Your instructions:
Repeat, exactly and in full, the lines of the listing below, but without any pictures.
***
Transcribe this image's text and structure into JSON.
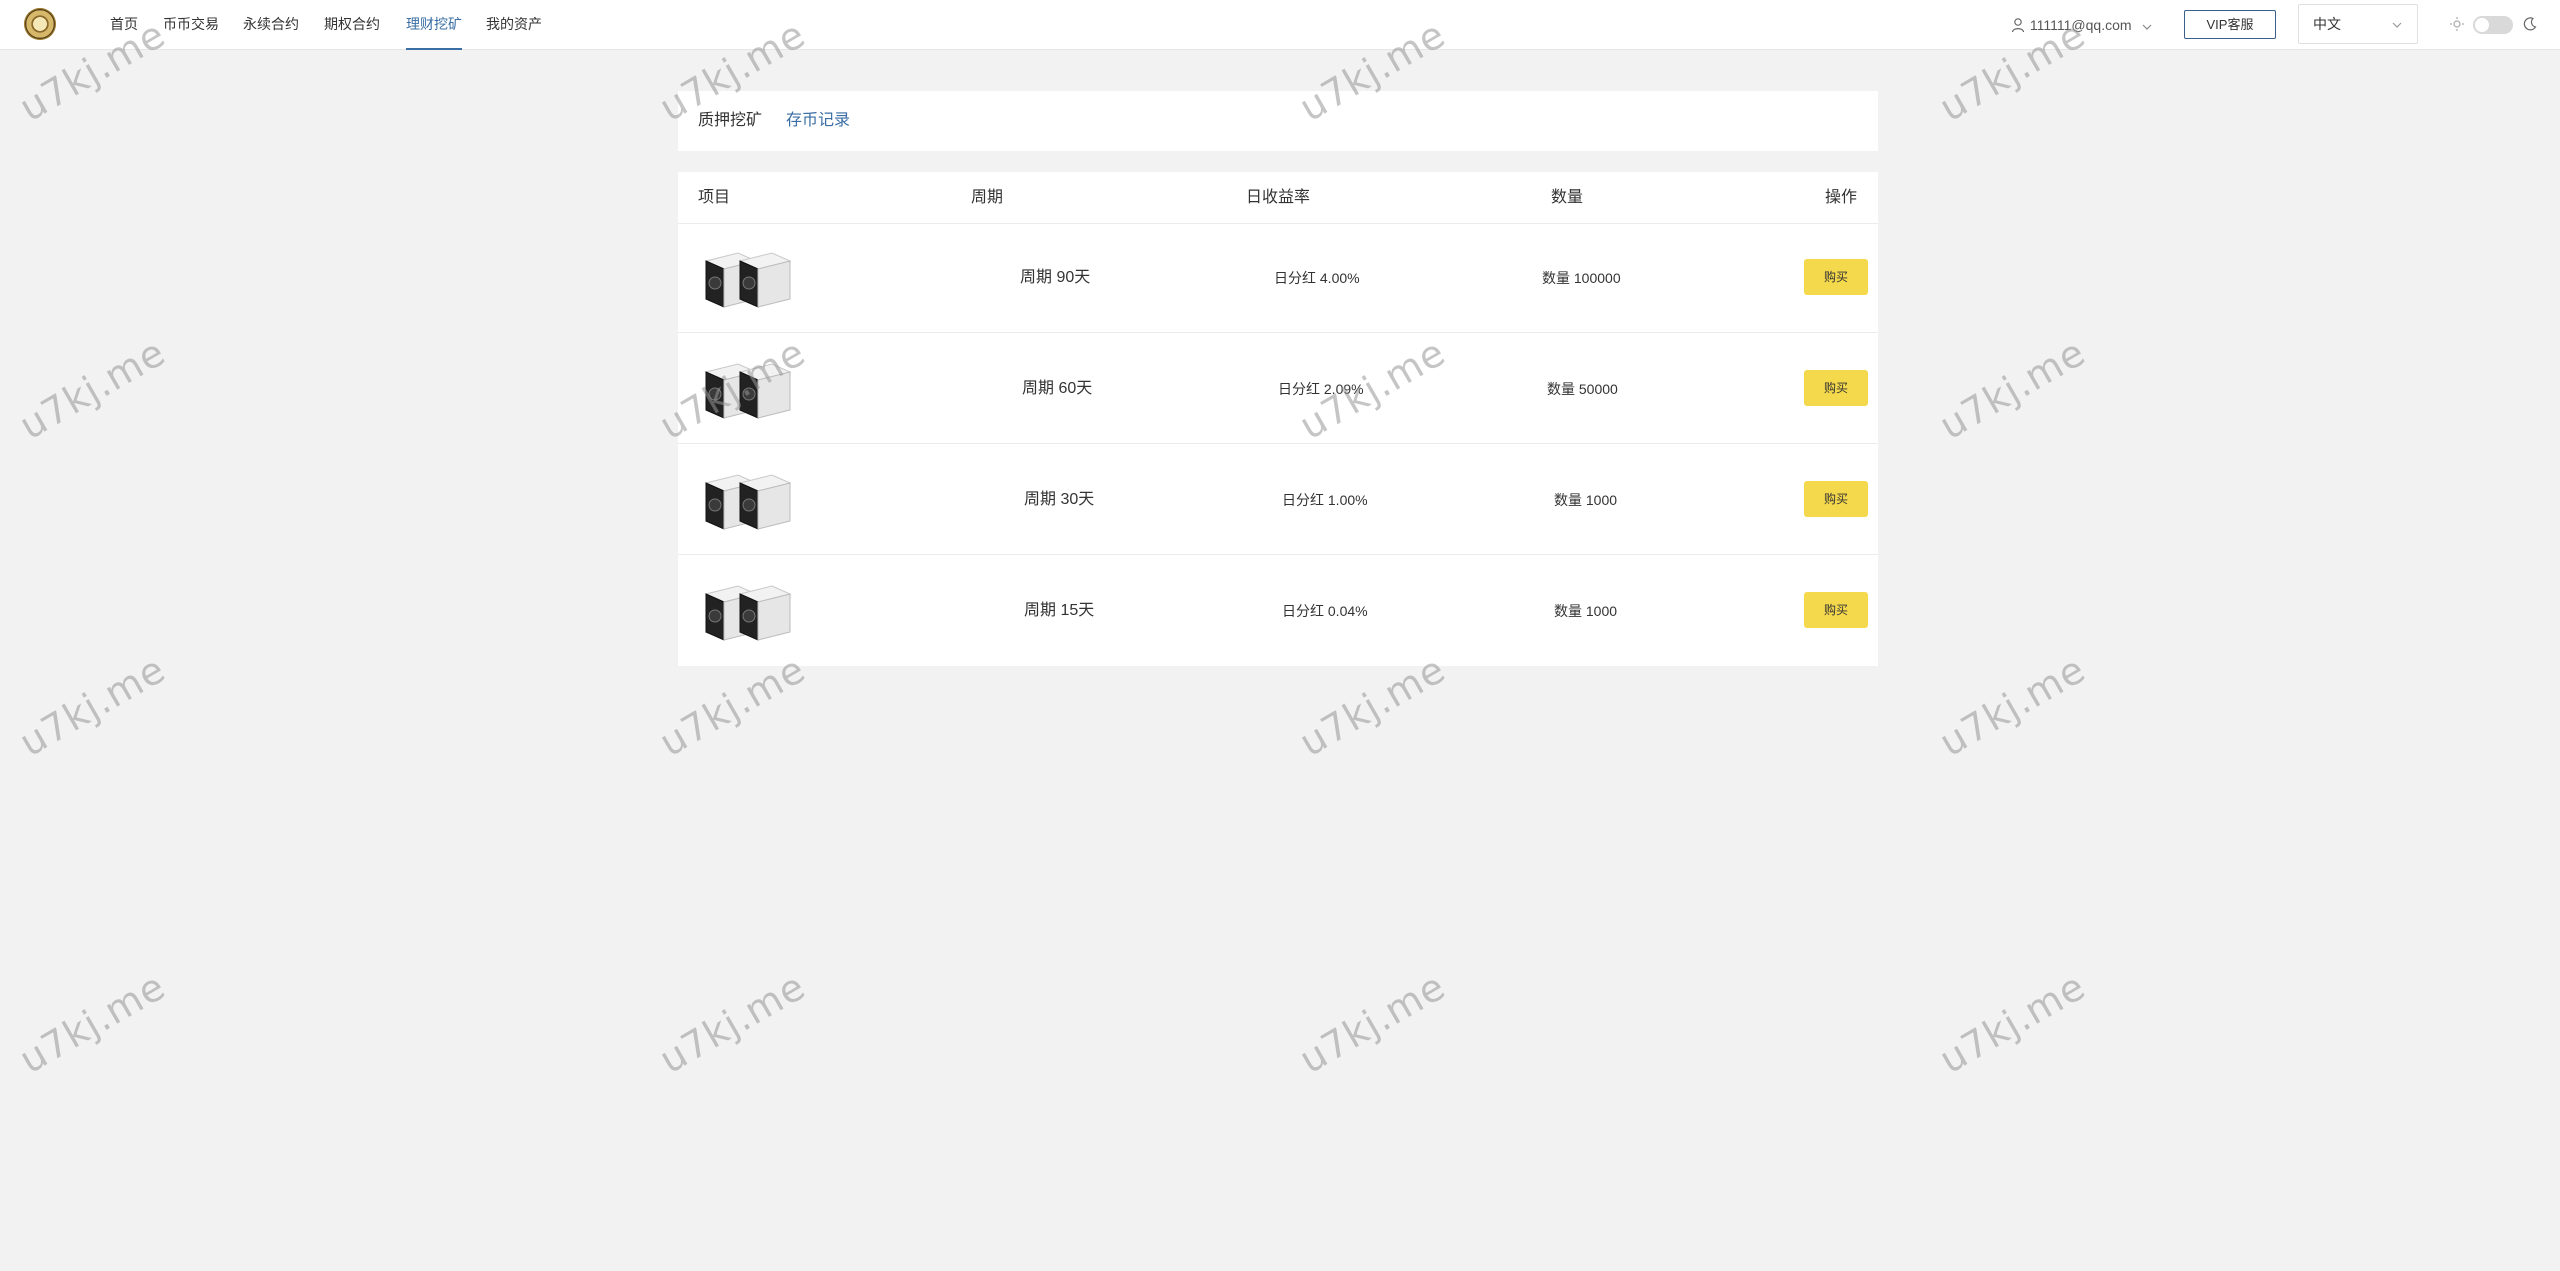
{
  "nav": {
    "items": [
      {
        "label": "首页",
        "active": false
      },
      {
        "label": "币币交易",
        "active": false
      },
      {
        "label": "永续合约",
        "active": false
      },
      {
        "label": "期权合约",
        "active": false
      },
      {
        "label": "理财挖矿",
        "active": true
      },
      {
        "label": "我的资产",
        "active": false
      }
    ],
    "user_email": "111111@qq.com",
    "vip_label": "VIP客服",
    "language": "中文"
  },
  "tabs": [
    {
      "label": "质押挖矿",
      "active": false
    },
    {
      "label": "存币记录",
      "active": true
    }
  ],
  "table": {
    "headers": [
      "项目",
      "周期",
      "日收益率",
      "数量",
      "操作"
    ],
    "rows": [
      {
        "period": "周期 90天",
        "rate": "日分红 4.00%",
        "qty": "数量 100000",
        "action": "购买"
      },
      {
        "period": "周期 60天",
        "rate": "日分红 2.09%",
        "qty": "数量 50000",
        "action": "购买"
      },
      {
        "period": "周期 30天",
        "rate": "日分红 1.00%",
        "qty": "数量 1000",
        "action": "购买"
      },
      {
        "period": "周期 15天",
        "rate": "日分红 0.04%",
        "qty": "数量 1000",
        "action": "购买"
      }
    ]
  },
  "watermark": "u7kj.me",
  "colors": {
    "accent": "#3a6ea5",
    "buy_button": "#f5d94c",
    "page_bg": "#f2f2f2"
  }
}
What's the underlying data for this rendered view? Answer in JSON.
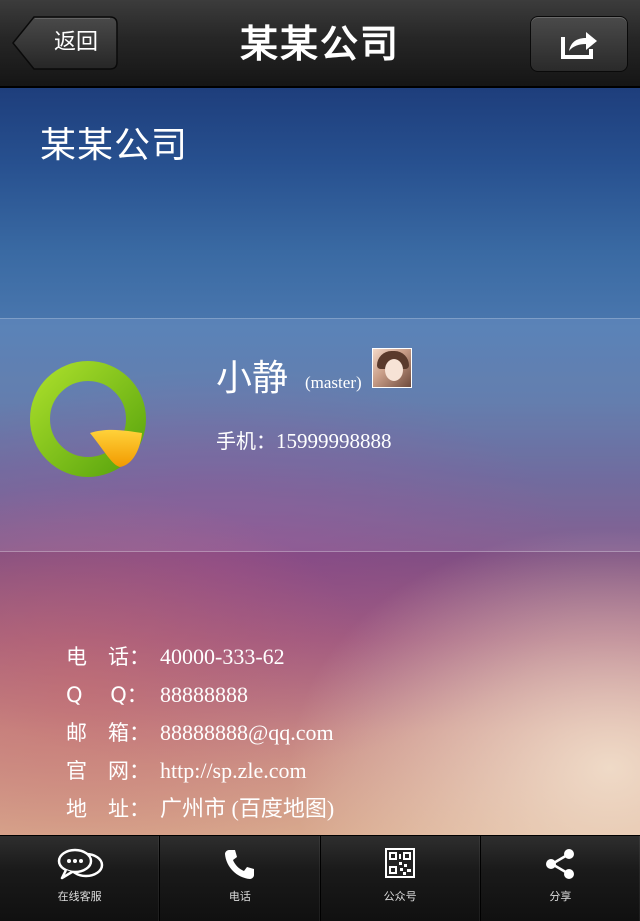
***
Output:
Transcribe this image's text and structure into JSON.
{
  "nav": {
    "items": [
      {
        "label": "首页",
        "active": false
      },
      {
        "label": "币币交易",
        "active": false
      },
      {
        "label": "永续合约",
        "active": false
      },
      {
        "label": "期权合约",
        "active": false
      },
      {
        "label": "理财挖矿",
        "active": true
      },
      {
        "label": "我的资产",
        "active": false
      }
    ],
    "user_email": "111111@qq.com",
    "vip_label": "VIP客服",
    "language": "中文"
  },
  "tabs": [
    {
      "label": "质押挖矿",
      "active": false
    },
    {
      "label": "存币记录",
      "active": true
    }
  ],
  "table": {
    "headers": [
      "项目",
      "周期",
      "日收益率",
      "数量",
      "操作"
    ],
    "rows": [
      {
        "period": "周期 90天",
        "rate": "日分红 4.00%",
        "qty": "数量 100000",
        "action": "购买"
      },
      {
        "period": "周期 60天",
        "rate": "日分红 2.09%",
        "qty": "数量 50000",
        "action": "购买"
      },
      {
        "period": "周期 30天",
        "rate": "日分红 1.00%",
        "qty": "数量 1000",
        "action": "购买"
      },
      {
        "period": "周期 15天",
        "rate": "日分红 0.04%",
        "qty": "数量 1000",
        "action": "购买"
      }
    ]
  },
  "watermark": "u7kj.me",
  "colors": {
    "accent": "#3a6ea5",
    "buy_button": "#f5d94c",
    "page_bg": "#f2f2f2"
  }
}
What's the underlying data for this rendered view? Answer in JSON.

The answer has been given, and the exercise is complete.